Samarinda, beritaalternatif.com – Tersingkirnya 75 pegawai Komisi Pemberantasan Korupsi (KPK) dalam seleksi menuai kecaman dari sebagian publik Indonesia.
Pengesahan Pasal 6 ayat 1 Undang-Undang Nomor 19 Tahun 2019 tentang KPK menjadi dasar seleksi tersebut. Setiap pegawai KPK harus menjadi Aparatur Sipil Negara (ASN).
Hal ini pula yang mendasari tersingkirnya 75 pegawai KPK. Mereka disebut-sebut tak lolos Tes Wawasan Kebangsaan (TWK).
Koordinator Lapangan Aliansi Kaltim Bersatu (Amarah), Ahmad Rifai Arifin Putra mengatakan, seleksi yang dirancang Badan Kepegawaian Negara (BKN) tersebut memuat pertanyaan-pertanyaan yang bertentangan dengan norma-norma yang berlaku di Indonesia.
“Beberapa contoh soal TWK tersebut adalah terkait baca qunut, pacaran ngapain aja, dan bersedia lepas hijab. Inilah pertanyaan-pertanyaan abal-abal yang jauh dari substansi wawasan kebangsaan,” kata Rifai, Selasa (22/6/2021).

(CUPLIKAN ENTRI)

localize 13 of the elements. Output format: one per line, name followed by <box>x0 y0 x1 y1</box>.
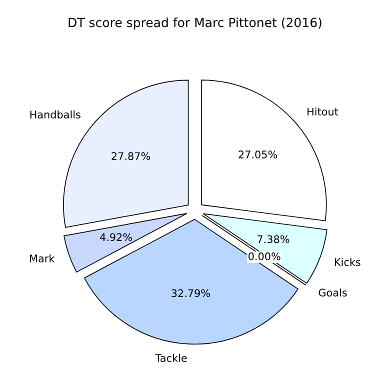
data-label: 4.92% <box>100 233 132 242</box>
data-label: 27.87% <box>112 152 150 160</box>
chart-title: DT score spread for Marc Pittonet (2016) <box>68 18 322 30</box>
category-label: Goals <box>318 288 347 297</box>
text: 0.00% <box>248 252 280 260</box>
slice-label: Kicks <box>334 258 360 266</box>
slice-label: Tackle <box>155 354 187 362</box>
slice-label: Handballs <box>30 110 80 118</box>
data-label: 27.05% <box>238 150 278 158</box>
data-label: 32.79% <box>172 289 210 298</box>
data-label: 7.38% <box>258 235 290 244</box>
slice-label: Mark <box>30 254 55 262</box>
slice-label: Hitout <box>308 108 338 116</box>
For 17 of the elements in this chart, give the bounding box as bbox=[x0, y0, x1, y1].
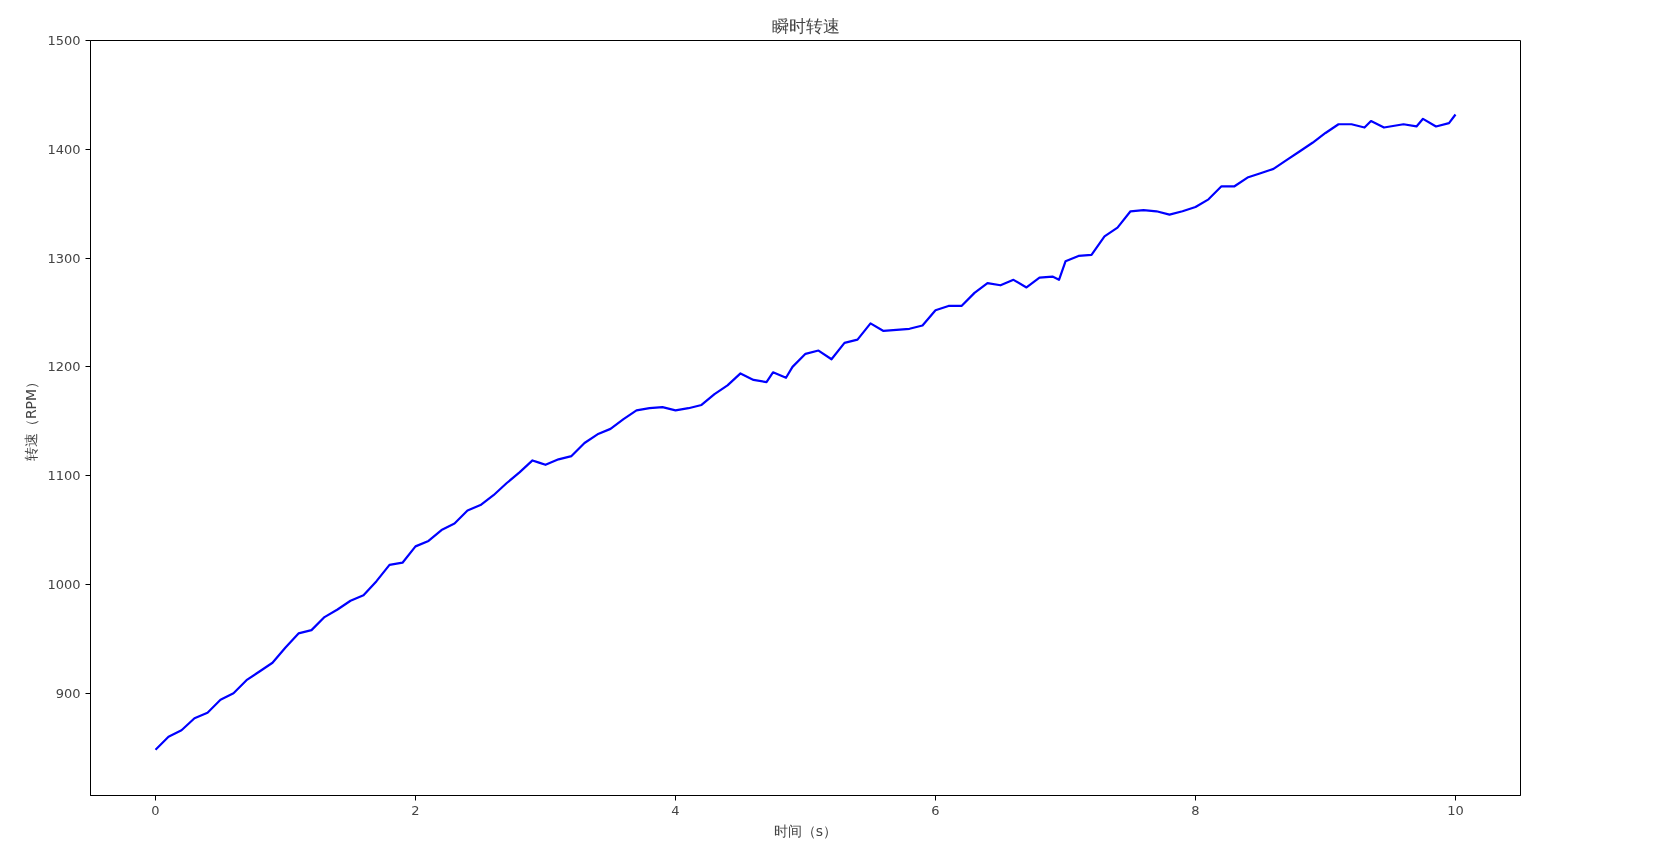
line-series bbox=[154, 113, 1457, 751]
x-tick-label: 8 bbox=[1191, 802, 1200, 818]
y-tick-label: 1400 bbox=[47, 141, 81, 157]
y-tick-label: 1000 bbox=[47, 576, 81, 592]
y-tick-label: 1100 bbox=[47, 468, 81, 484]
x-tick-label: 10 bbox=[1447, 802, 1464, 818]
y-tick-label: 900 bbox=[55, 685, 81, 701]
y-tick-label: 1300 bbox=[47, 250, 81, 266]
x-axis-title: 时间（s） bbox=[773, 822, 838, 839]
x-tick-label: 0 bbox=[151, 802, 160, 818]
x-tick-label: 2 bbox=[411, 802, 420, 818]
y-tick-label: 1500 bbox=[47, 33, 81, 48]
y-tick-label: 1200 bbox=[47, 359, 81, 375]
x-tick-label: 6 bbox=[931, 802, 940, 818]
y-axis-title: 转速（RPM） bbox=[23, 374, 40, 462]
x-tick-label: 4 bbox=[671, 802, 680, 818]
chart-title: 瞬时转速 bbox=[771, 15, 840, 36]
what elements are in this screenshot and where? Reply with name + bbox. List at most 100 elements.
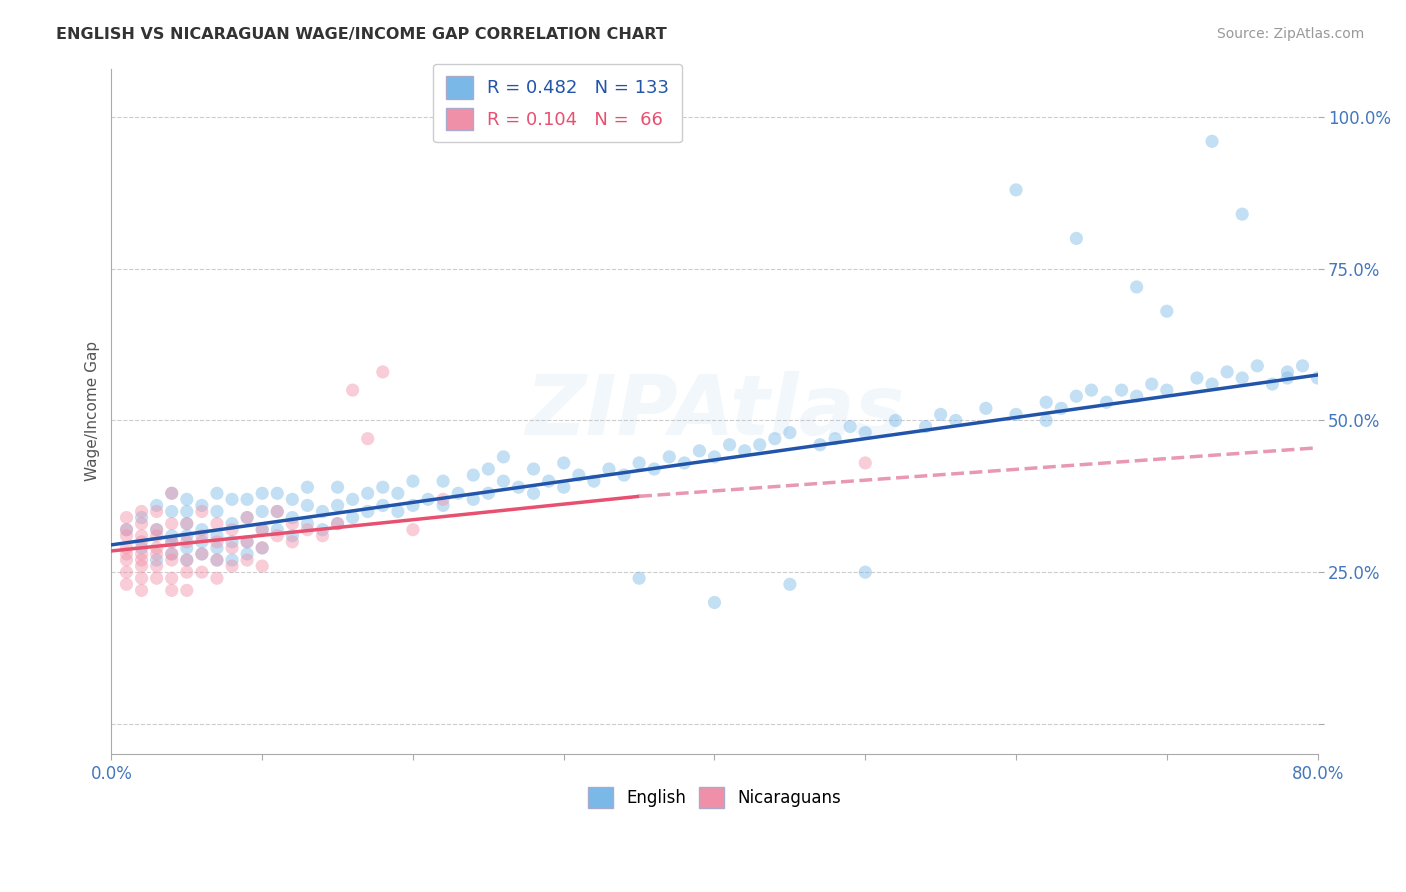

(SOAL A) Menurut berita seleksi pegawai KPK, ketentuan hukum apa yang menjadi dasar seleksi tersebut?
(SOAL B) Lanjutkan berita seleksi pegawai KPK, dimulai setelah kalimat terakhirnya.
Entri-entri itu bahan tersendiri, terpisah dari berita seleksi pegawai KPK.

(JAWABAN TERTULIS A) Pasal 6 ayat 1 Undang-Undang Nomor 19 Tahun 2019 tentang KPK.

(JAWABAN TERTULIS B)
Dia menegaskan, TWK tersebut telah melanggar Pasal 28D ayat 2 Undang-Undang Dasar (UUD) 1945 serta Pasal 38 ayat 2 Undang-Undang Nomor 39 Tahun 1999 tentang Hak Asasi Manusia.
“Ketua KPK dan BKN-RB belum mengeluarkan sikap yang tegas terkait 75 pegawai KPK yang dizalimi. Mereka seakan-akan menutup mata,” ucapnya.
Karena itu, massa yang tergabung dalam Amarah mendesak agar Ketua KPK Firli Bahuri dan Ketua BKN RI dicopot dari jabatannya.
Mereka juga menuntut presiden membatalkan penonaktifan 75 anggota KPK yang gugur karena TWK; memintan presiden untuk mengeluarkan Perppu tentang Independensi KPK, serta menuntut pemerintah menegakkan kembali janji reformasi dalam pemberantasan korupsi.
“Kami mahasiswa akan terus membuka mata, telinga, dan hati nurani publik terkait kebenaran karena KPK sebagai lembaga harapan rakyat harus diisi oleh orang-orang yang berintegritas dan bermoral,” tegasnya. (ln)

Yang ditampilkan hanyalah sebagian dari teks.